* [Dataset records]
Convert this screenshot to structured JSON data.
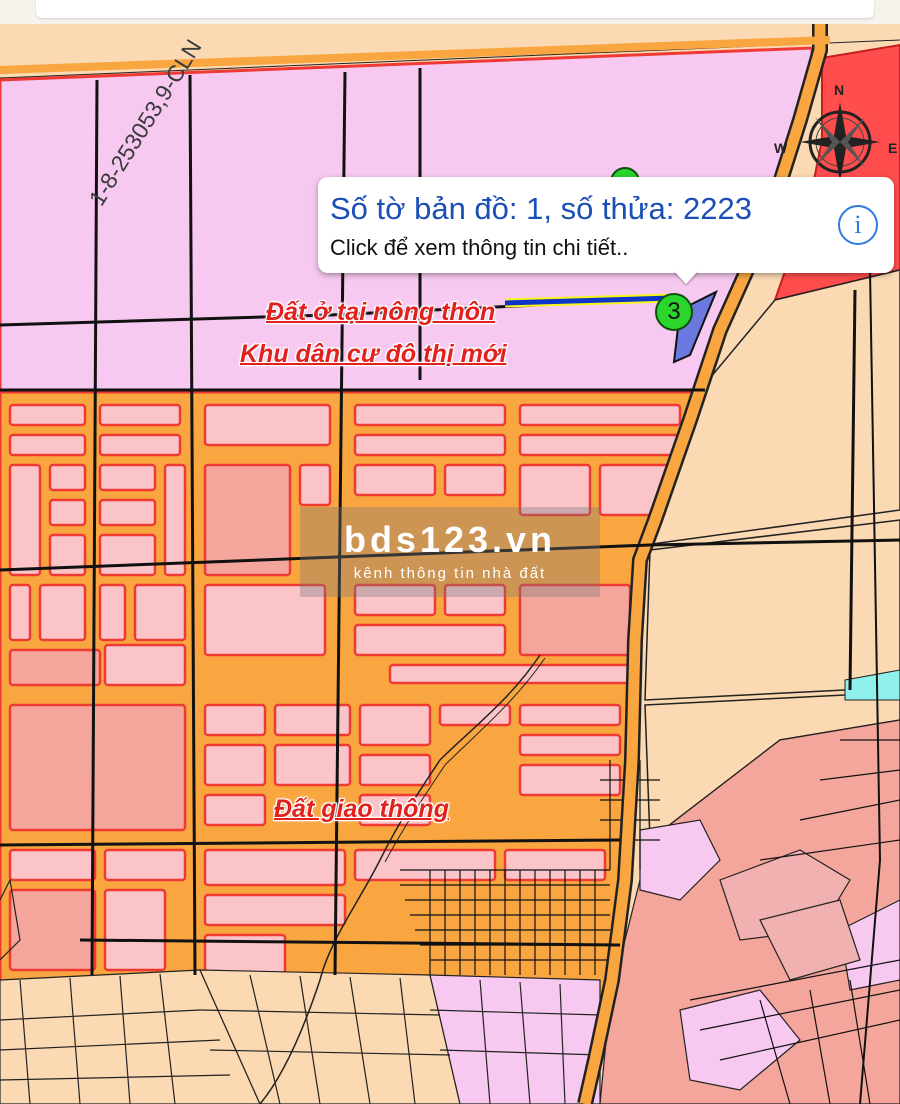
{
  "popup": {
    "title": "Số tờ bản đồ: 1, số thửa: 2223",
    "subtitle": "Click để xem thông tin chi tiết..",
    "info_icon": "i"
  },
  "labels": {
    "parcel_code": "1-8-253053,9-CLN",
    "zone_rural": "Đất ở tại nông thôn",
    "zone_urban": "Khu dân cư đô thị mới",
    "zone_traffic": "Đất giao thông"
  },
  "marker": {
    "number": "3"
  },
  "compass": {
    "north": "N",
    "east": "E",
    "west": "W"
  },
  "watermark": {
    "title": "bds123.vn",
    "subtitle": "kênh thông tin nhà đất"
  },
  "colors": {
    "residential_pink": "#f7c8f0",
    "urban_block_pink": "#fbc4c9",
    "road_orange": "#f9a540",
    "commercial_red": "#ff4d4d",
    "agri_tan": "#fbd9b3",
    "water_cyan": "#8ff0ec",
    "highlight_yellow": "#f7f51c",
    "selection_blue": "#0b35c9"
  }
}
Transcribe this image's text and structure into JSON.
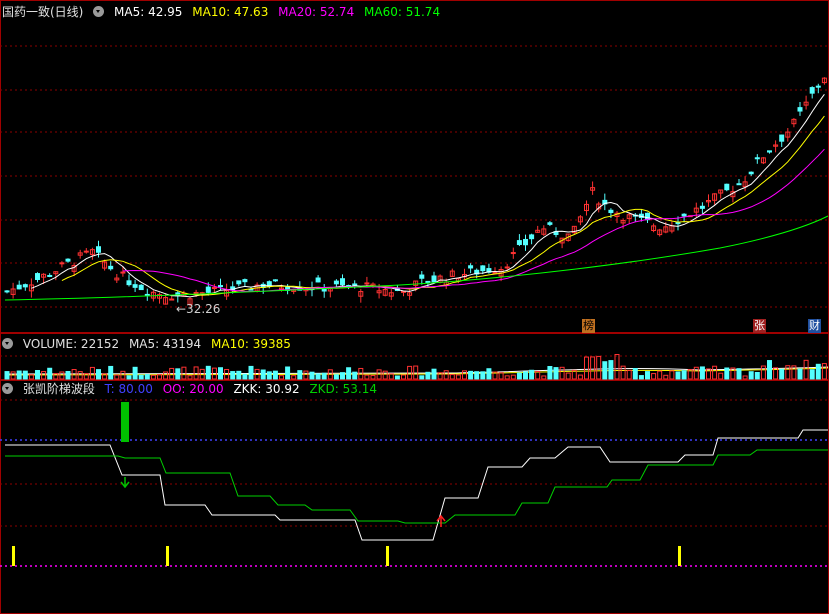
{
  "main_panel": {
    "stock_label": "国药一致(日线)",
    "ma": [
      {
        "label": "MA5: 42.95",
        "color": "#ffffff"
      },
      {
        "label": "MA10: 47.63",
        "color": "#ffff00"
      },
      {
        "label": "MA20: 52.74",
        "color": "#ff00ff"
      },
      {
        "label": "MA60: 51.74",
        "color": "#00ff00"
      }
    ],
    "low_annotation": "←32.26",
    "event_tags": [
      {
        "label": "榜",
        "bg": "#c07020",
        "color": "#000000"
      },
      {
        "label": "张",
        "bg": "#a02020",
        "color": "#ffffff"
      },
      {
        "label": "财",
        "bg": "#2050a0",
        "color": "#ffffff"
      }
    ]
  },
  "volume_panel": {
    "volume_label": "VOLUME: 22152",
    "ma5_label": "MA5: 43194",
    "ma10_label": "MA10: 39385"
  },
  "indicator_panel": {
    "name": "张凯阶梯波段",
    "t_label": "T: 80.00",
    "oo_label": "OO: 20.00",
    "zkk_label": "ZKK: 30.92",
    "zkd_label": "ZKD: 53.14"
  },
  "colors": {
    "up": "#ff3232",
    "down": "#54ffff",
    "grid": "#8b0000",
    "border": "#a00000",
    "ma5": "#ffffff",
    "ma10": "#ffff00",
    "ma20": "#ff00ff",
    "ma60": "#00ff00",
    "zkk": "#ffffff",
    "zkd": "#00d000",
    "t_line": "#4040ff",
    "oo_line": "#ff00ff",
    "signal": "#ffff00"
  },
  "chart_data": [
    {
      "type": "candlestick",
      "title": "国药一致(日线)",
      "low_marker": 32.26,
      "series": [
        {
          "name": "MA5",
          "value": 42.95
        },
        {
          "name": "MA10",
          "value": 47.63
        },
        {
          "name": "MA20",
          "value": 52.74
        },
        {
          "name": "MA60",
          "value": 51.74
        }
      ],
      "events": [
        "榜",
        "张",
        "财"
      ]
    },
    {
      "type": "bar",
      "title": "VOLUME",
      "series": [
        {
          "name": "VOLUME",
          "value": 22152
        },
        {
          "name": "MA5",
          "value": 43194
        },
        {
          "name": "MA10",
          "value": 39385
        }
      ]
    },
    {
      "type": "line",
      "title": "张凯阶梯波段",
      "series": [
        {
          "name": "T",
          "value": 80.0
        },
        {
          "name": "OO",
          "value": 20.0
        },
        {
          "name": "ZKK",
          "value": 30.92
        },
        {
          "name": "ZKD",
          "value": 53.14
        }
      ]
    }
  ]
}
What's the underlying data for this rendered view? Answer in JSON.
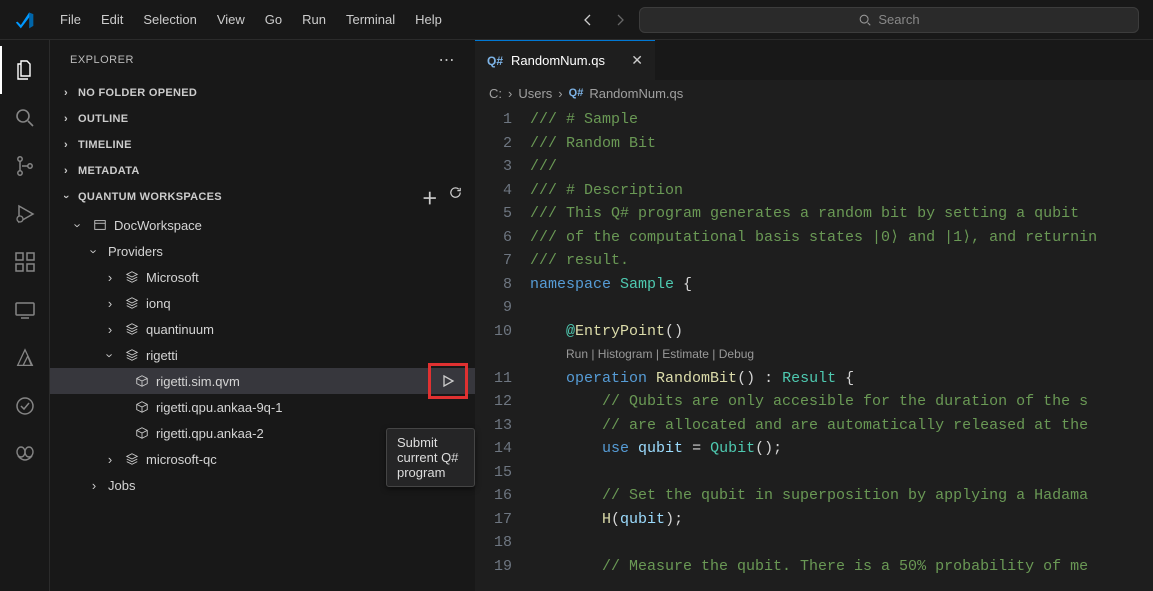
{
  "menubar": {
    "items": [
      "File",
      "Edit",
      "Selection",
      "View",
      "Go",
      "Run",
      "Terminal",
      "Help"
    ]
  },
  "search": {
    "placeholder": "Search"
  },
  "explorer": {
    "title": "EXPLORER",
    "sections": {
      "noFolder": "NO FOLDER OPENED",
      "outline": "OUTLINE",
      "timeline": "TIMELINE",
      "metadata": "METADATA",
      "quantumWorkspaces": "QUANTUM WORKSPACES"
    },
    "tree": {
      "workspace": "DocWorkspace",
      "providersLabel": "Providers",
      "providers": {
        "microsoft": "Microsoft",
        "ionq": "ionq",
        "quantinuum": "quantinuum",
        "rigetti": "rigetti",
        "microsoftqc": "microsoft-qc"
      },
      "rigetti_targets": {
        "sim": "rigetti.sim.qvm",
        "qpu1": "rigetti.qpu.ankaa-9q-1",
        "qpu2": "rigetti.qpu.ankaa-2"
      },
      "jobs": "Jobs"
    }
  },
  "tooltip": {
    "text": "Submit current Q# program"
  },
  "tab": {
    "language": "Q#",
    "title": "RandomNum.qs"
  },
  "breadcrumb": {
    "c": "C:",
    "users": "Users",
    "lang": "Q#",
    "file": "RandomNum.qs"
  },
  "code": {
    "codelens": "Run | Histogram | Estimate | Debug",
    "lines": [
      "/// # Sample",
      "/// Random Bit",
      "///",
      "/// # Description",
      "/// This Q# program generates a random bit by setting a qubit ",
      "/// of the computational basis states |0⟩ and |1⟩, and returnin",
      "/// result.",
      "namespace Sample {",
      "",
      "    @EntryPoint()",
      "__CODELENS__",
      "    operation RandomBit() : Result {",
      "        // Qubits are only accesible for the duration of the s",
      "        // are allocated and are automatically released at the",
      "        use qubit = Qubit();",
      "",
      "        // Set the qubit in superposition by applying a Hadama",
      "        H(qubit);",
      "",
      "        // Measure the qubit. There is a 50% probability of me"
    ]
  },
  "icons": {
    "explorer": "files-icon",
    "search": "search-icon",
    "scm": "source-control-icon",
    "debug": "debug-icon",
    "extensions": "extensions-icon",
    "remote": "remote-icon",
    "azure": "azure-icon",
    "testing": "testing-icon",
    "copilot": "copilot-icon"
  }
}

* [Task brief]
Look through the entries and return every line where "thông" appears.

* [Solution to the problem]
    "subtitle": "Click để xem thông tin chi tiết..",
    "zone_traffic": "Đất giao thông"
    "subtitle": "kênh thông tin nhà đất"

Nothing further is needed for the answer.